Write the material out again, line by line, exactly as it is.

(Extracted records)
◆ ◆ ◆ ◆ ◆

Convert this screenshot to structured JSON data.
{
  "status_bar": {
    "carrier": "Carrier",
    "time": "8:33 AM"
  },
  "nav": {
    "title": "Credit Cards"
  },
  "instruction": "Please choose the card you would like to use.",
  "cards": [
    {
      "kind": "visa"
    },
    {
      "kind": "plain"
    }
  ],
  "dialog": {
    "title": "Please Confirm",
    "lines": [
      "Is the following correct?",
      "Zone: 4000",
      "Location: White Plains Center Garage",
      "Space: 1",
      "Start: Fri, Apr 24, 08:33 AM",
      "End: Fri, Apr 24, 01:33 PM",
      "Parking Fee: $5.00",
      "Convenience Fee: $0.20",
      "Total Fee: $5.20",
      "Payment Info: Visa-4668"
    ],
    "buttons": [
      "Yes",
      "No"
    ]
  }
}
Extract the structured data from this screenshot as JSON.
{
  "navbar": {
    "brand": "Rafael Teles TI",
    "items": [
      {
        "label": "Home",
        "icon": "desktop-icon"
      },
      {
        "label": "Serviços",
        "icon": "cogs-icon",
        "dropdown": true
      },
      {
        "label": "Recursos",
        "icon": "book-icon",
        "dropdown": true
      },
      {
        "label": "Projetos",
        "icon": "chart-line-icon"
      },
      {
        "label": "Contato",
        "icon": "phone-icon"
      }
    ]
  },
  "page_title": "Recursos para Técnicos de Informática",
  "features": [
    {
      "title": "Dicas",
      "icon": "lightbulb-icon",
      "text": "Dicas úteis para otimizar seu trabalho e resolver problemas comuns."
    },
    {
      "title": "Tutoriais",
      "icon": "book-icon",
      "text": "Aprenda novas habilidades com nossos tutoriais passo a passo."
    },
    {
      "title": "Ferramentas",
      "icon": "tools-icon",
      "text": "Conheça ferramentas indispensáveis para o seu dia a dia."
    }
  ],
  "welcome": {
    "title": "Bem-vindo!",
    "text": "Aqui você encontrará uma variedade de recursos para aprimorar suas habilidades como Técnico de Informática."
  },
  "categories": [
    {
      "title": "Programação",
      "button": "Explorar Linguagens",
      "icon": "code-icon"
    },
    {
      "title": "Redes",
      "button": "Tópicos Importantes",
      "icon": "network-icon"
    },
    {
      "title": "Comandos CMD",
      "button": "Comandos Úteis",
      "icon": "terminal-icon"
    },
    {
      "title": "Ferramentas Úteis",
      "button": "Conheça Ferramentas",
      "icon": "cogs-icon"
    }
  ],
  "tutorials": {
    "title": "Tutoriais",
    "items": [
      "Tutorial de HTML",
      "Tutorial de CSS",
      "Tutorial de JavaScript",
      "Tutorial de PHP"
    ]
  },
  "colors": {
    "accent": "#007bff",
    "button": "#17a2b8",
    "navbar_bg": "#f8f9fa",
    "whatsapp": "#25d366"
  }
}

◆ ◆ ◆ ◆ ◆

EXERCISE SOLUTION -
Convert this screenshot to structured JSON data.
{
  "status_bar": {
    "carrier": "Carrier",
    "time": "8:33 AM"
  },
  "nav": {
    "title": "Credit Cards"
  },
  "instruction": "Please choose the card you would like to use.",
  "cards": [
    {
      "kind": "visa"
    },
    {
      "kind": "plain"
    }
  ],
  "dialog": {
    "title": "Please Confirm",
    "lines": [
      "Is the following correct?",
      "Zone: 4000",
      "Location: White Plains Center Garage",
      "Space: 1",
      "Start: Fri, Apr 24, 08:33 AM",
      "End: Fri, Apr 24, 01:33 PM",
      "Parking Fee: $5.00",
      "Convenience Fee: $0.20",
      "Total Fee: $5.20",
      "Payment Info: Visa-4668"
    ],
    "buttons": [
      "Yes",
      "No"
    ]
  }
}
Extract the structured data from this screenshot as JSON.
{
  "navbar": {
    "brand": "Rafael Teles TI",
    "items": [
      {
        "label": "Home",
        "icon": "desktop-icon"
      },
      {
        "label": "Serviços",
        "icon": "cogs-icon",
        "dropdown": true
      },
      {
        "label": "Recursos",
        "icon": "book-icon",
        "dropdown": true
      },
      {
        "label": "Projetos",
        "icon": "chart-line-icon"
      },
      {
        "label": "Contato",
        "icon": "phone-icon"
      }
    ]
  },
  "page_title": "Recursos para Técnicos de Informática",
  "features": [
    {
      "title": "Dicas",
      "icon": "lightbulb-icon",
      "text": "Dicas úteis para otimizar seu trabalho e resolver problemas comuns."
    },
    {
      "title": "Tutoriais",
      "icon": "book-icon",
      "text": "Aprenda novas habilidades com nossos tutoriais passo a passo."
    },
    {
      "title": "Ferramentas",
      "icon": "tools-icon",
      "text": "Conheça ferramentas indispensáveis para o seu dia a dia."
    }
  ],
  "welcome": {
    "title": "Bem-vindo!",
    "text": "Aqui você encontrará uma variedade de recursos para aprimorar suas habilidades como Técnico de Informática."
  },
  "categories": [
    {
      "title": "Programação",
      "button": "Explorar Linguagens",
      "icon": "code-icon"
    },
    {
      "title": "Redes",
      "button": "Tópicos Importantes",
      "icon": "network-icon"
    },
    {
      "title": "Comandos CMD",
      "button": "Comandos Úteis",
      "icon": "terminal-icon"
    },
    {
      "title": "Ferramentas Úteis",
      "button": "Conheça Ferramentas",
      "icon": "cogs-icon"
    }
  ],
  "tutorials": {
    "title": "Tutoriais",
    "items": [
      "Tutorial de HTML",
      "Tutorial de CSS",
      "Tutorial de JavaScript",
      "Tutorial de PHP"
    ]
  },
  "colors": {
    "accent": "#007bff",
    "button": "#17a2b8",
    "navbar_bg": "#f8f9fa",
    "whatsapp": "#25d366"
  }
}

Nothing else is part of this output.